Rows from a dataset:
• • • •
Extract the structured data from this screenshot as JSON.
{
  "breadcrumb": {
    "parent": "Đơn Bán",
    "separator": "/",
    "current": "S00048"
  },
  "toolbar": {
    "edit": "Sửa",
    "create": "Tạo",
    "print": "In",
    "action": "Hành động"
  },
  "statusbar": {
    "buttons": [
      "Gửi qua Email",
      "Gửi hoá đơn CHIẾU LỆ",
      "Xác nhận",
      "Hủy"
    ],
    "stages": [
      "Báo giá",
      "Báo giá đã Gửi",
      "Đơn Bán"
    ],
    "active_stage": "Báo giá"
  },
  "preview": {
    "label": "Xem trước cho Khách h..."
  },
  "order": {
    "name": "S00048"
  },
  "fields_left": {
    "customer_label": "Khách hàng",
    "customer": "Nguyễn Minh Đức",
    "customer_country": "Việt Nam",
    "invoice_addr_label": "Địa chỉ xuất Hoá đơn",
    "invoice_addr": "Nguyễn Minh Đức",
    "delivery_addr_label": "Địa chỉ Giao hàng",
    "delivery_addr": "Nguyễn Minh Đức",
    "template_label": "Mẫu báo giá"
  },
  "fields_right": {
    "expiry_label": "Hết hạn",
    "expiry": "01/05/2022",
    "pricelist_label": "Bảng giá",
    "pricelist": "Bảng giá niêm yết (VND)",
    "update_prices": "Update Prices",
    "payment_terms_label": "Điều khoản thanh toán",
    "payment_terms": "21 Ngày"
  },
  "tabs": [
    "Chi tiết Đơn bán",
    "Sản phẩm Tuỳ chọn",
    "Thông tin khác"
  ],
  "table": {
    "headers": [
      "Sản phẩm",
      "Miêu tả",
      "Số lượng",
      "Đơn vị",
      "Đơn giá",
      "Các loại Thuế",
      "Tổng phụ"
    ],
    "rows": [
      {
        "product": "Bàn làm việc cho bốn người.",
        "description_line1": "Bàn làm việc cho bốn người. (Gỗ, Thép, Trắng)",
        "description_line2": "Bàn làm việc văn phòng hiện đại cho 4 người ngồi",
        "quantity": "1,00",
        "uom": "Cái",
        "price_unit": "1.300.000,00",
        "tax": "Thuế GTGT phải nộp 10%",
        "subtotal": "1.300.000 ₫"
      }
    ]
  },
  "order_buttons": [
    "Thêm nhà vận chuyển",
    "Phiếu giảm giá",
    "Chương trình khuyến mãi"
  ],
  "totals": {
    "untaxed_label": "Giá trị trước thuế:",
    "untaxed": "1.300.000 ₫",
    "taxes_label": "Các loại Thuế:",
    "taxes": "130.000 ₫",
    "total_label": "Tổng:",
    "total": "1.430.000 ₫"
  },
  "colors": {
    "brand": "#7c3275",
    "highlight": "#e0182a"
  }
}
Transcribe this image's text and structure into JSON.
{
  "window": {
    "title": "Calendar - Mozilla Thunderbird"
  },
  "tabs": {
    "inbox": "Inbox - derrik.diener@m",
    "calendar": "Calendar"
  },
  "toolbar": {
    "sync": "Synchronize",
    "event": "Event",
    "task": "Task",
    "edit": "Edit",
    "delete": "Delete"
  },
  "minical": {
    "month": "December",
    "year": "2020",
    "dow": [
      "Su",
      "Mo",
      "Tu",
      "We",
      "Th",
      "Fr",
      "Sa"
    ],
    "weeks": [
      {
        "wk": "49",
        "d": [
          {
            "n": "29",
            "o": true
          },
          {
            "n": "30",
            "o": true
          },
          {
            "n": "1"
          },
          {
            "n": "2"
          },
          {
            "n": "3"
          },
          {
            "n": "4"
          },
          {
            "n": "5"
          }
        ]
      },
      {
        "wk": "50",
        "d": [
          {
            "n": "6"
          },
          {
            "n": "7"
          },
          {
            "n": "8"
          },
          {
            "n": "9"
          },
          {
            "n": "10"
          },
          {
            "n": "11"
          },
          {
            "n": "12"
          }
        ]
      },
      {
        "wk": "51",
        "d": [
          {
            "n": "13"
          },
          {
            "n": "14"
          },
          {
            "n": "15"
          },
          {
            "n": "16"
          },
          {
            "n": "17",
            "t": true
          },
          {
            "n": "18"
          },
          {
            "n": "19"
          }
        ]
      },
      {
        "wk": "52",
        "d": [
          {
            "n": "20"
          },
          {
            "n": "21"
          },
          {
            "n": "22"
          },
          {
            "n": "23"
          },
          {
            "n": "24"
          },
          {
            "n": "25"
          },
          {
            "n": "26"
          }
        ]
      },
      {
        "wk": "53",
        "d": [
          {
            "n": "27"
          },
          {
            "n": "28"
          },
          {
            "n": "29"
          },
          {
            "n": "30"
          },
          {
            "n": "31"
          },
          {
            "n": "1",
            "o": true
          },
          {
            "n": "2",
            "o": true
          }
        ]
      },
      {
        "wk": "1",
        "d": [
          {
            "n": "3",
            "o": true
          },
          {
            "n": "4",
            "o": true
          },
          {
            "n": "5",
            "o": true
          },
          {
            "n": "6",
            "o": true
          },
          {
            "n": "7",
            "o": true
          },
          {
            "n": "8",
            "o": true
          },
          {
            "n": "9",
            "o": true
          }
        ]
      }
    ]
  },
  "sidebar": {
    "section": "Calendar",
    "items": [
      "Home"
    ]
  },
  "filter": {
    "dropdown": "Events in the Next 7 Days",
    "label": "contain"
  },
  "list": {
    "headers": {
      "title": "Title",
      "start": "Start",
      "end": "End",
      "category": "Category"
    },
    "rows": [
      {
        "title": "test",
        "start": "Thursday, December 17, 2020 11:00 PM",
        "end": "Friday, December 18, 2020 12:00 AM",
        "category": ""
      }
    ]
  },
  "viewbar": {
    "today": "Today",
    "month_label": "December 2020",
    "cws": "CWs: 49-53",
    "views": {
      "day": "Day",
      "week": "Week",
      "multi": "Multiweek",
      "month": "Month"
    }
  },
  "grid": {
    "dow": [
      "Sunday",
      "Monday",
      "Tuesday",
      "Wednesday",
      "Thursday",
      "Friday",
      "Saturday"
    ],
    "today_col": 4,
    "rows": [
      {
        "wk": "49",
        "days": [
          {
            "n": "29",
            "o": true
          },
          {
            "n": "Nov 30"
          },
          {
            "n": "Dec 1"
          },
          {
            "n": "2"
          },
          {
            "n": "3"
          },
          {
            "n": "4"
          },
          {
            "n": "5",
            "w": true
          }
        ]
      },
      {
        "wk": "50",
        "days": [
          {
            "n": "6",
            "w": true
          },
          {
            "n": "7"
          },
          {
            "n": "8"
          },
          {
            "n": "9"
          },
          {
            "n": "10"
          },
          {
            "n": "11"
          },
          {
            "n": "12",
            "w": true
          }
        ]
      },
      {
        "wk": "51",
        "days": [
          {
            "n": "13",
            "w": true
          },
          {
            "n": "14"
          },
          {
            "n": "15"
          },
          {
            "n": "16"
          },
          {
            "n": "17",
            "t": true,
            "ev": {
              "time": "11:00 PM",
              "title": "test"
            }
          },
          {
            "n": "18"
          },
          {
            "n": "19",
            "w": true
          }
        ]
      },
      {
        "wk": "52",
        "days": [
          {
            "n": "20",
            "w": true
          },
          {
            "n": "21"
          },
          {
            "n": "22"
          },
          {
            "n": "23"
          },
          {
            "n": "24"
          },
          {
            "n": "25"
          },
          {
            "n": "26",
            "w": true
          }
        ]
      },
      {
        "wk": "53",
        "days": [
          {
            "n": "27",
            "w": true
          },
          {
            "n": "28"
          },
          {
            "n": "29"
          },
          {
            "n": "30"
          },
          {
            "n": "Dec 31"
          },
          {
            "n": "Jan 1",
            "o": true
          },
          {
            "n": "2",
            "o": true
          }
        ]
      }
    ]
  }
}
• • • •
Repeat every entry exactly, please.

Extract the structured data from this screenshot as JSON.
{
  "breadcrumb": {
    "parent": "Đơn Bán",
    "separator": "/",
    "current": "S00048"
  },
  "toolbar": {
    "edit": "Sửa",
    "create": "Tạo",
    "print": "In",
    "action": "Hành động"
  },
  "statusbar": {
    "buttons": [
      "Gửi qua Email",
      "Gửi hoá đơn CHIẾU LỆ",
      "Xác nhận",
      "Hủy"
    ],
    "stages": [
      "Báo giá",
      "Báo giá đã Gửi",
      "Đơn Bán"
    ],
    "active_stage": "Báo giá"
  },
  "preview": {
    "label": "Xem trước cho Khách h..."
  },
  "order": {
    "name": "S00048"
  },
  "fields_left": {
    "customer_label": "Khách hàng",
    "customer": "Nguyễn Minh Đức",
    "customer_country": "Việt Nam",
    "invoice_addr_label": "Địa chỉ xuất Hoá đơn",
    "invoice_addr": "Nguyễn Minh Đức",
    "delivery_addr_label": "Địa chỉ Giao hàng",
    "delivery_addr": "Nguyễn Minh Đức",
    "template_label": "Mẫu báo giá"
  },
  "fields_right": {
    "expiry_label": "Hết hạn",
    "expiry": "01/05/2022",
    "pricelist_label": "Bảng giá",
    "pricelist": "Bảng giá niêm yết (VND)",
    "update_prices": "Update Prices",
    "payment_terms_label": "Điều khoản thanh toán",
    "payment_terms": "21 Ngày"
  },
  "tabs": [
    "Chi tiết Đơn bán",
    "Sản phẩm Tuỳ chọn",
    "Thông tin khác"
  ],
  "table": {
    "headers": [
      "Sản phẩm",
      "Miêu tả",
      "Số lượng",
      "Đơn vị",
      "Đơn giá",
      "Các loại Thuế",
      "Tổng phụ"
    ],
    "rows": [
      {
        "product": "Bàn làm việc cho bốn người.",
        "description_line1": "Bàn làm việc cho bốn người. (Gỗ, Thép, Trắng)",
        "description_line2": "Bàn làm việc văn phòng hiện đại cho 4 người ngồi",
        "quantity": "1,00",
        "uom": "Cái",
        "price_unit": "1.300.000,00",
        "tax": "Thuế GTGT phải nộp 10%",
        "subtotal": "1.300.000 ₫"
      }
    ]
  },
  "order_buttons": [
    "Thêm nhà vận chuyển",
    "Phiếu giảm giá",
    "Chương trình khuyến mãi"
  ],
  "totals": {
    "untaxed_label": "Giá trị trước thuế:",
    "untaxed": "1.300.000 ₫",
    "taxes_label": "Các loại Thuế:",
    "taxes": "130.000 ₫",
    "total_label": "Tổng:",
    "total": "1.430.000 ₫"
  },
  "colors": {
    "brand": "#7c3275",
    "highlight": "#e0182a"
  }
}
Transcribe this image's text and structure into JSON.
{
  "window": {
    "title": "Calendar - Mozilla Thunderbird"
  },
  "tabs": {
    "inbox": "Inbox - derrik.diener@m",
    "calendar": "Calendar"
  },
  "toolbar": {
    "sync": "Synchronize",
    "event": "Event",
    "task": "Task",
    "edit": "Edit",
    "delete": "Delete"
  },
  "minical": {
    "month": "December",
    "year": "2020",
    "dow": [
      "Su",
      "Mo",
      "Tu",
      "We",
      "Th",
      "Fr",
      "Sa"
    ],
    "weeks": [
      {
        "wk": "49",
        "d": [
          {
            "n": "29",
            "o": true
          },
          {
            "n": "30",
            "o": true
          },
          {
            "n": "1"
          },
          {
            "n": "2"
          },
          {
            "n": "3"
          },
          {
            "n": "4"
          },
          {
            "n": "5"
          }
        ]
      },
      {
        "wk": "50",
        "d": [
          {
            "n": "6"
          },
          {
            "n": "7"
          },
          {
            "n": "8"
          },
          {
            "n": "9"
          },
          {
            "n": "10"
          },
          {
            "n": "11"
          },
          {
            "n": "12"
          }
        ]
      },
      {
        "wk": "51",
        "d": [
          {
            "n": "13"
          },
          {
            "n": "14"
          },
          {
            "n": "15"
          },
          {
            "n": "16"
          },
          {
            "n": "17",
            "t": true
          },
          {
            "n": "18"
          },
          {
            "n": "19"
          }
        ]
      },
      {
        "wk": "52",
        "d": [
          {
            "n": "20"
          },
          {
            "n": "21"
          },
          {
            "n": "22"
          },
          {
            "n": "23"
          },
          {
            "n": "24"
          },
          {
            "n": "25"
          },
          {
            "n": "26"
          }
        ]
      },
      {
        "wk": "53",
        "d": [
          {
            "n": "27"
          },
          {
            "n": "28"
          },
          {
            "n": "29"
          },
          {
            "n": "30"
          },
          {
            "n": "31"
          },
          {
            "n": "1",
            "o": true
          },
          {
            "n": "2",
            "o": true
          }
        ]
      },
      {
        "wk": "1",
        "d": [
          {
            "n": "3",
            "o": true
          },
          {
            "n": "4",
            "o": true
          },
          {
            "n": "5",
            "o": true
          },
          {
            "n": "6",
            "o": true
          },
          {
            "n": "7",
            "o": true
          },
          {
            "n": "8",
            "o": true
          },
          {
            "n": "9",
            "o": true
          }
        ]
      }
    ]
  },
  "sidebar": {
    "section": "Calendar",
    "items": [
      "Home"
    ]
  },
  "filter": {
    "dropdown": "Events in the Next 7 Days",
    "label": "contain"
  },
  "list": {
    "headers": {
      "title": "Title",
      "start": "Start",
      "end": "End",
      "category": "Category"
    },
    "rows": [
      {
        "title": "test",
        "start": "Thursday, December 17, 2020 11:00 PM",
        "end": "Friday, December 18, 2020 12:00 AM",
        "category": ""
      }
    ]
  },
  "viewbar": {
    "today": "Today",
    "month_label": "December 2020",
    "cws": "CWs: 49-53",
    "views": {
      "day": "Day",
      "week": "Week",
      "multi": "Multiweek",
      "month": "Month"
    }
  },
  "grid": {
    "dow": [
      "Sunday",
      "Monday",
      "Tuesday",
      "Wednesday",
      "Thursday",
      "Friday",
      "Saturday"
    ],
    "today_col": 4,
    "rows": [
      {
        "wk": "49",
        "days": [
          {
            "n": "29",
            "o": true
          },
          {
            "n": "Nov 30"
          },
          {
            "n": "Dec 1"
          },
          {
            "n": "2"
          },
          {
            "n": "3"
          },
          {
            "n": "4"
          },
          {
            "n": "5",
            "w": true
          }
        ]
      },
      {
        "wk": "50",
        "days": [
          {
            "n": "6",
            "w": true
          },
          {
            "n": "7"
          },
          {
            "n": "8"
          },
          {
            "n": "9"
          },
          {
            "n": "10"
          },
          {
            "n": "11"
          },
          {
            "n": "12",
            "w": true
          }
        ]
      },
      {
        "wk": "51",
        "days": [
          {
            "n": "13",
            "w": true
          },
          {
            "n": "14"
          },
          {
            "n": "15"
          },
          {
            "n": "16"
          },
          {
            "n": "17",
            "t": true,
            "ev": {
              "time": "11:00 PM",
              "title": "test"
            }
          },
          {
            "n": "18"
          },
          {
            "n": "19",
            "w": true
          }
        ]
      },
      {
        "wk": "52",
        "days": [
          {
            "n": "20",
            "w": true
          },
          {
            "n": "21"
          },
          {
            "n": "22"
          },
          {
            "n": "23"
          },
          {
            "n": "24"
          },
          {
            "n": "25"
          },
          {
            "n": "26",
            "w": true
          }
        ]
      },
      {
        "wk": "53",
        "days": [
          {
            "n": "27",
            "w": true
          },
          {
            "n": "28"
          },
          {
            "n": "29"
          },
          {
            "n": "30"
          },
          {
            "n": "Dec 31"
          },
          {
            "n": "Jan 1",
            "o": true
          },
          {
            "n": "2",
            "o": true
          }
        ]
      }
    ]
  }
}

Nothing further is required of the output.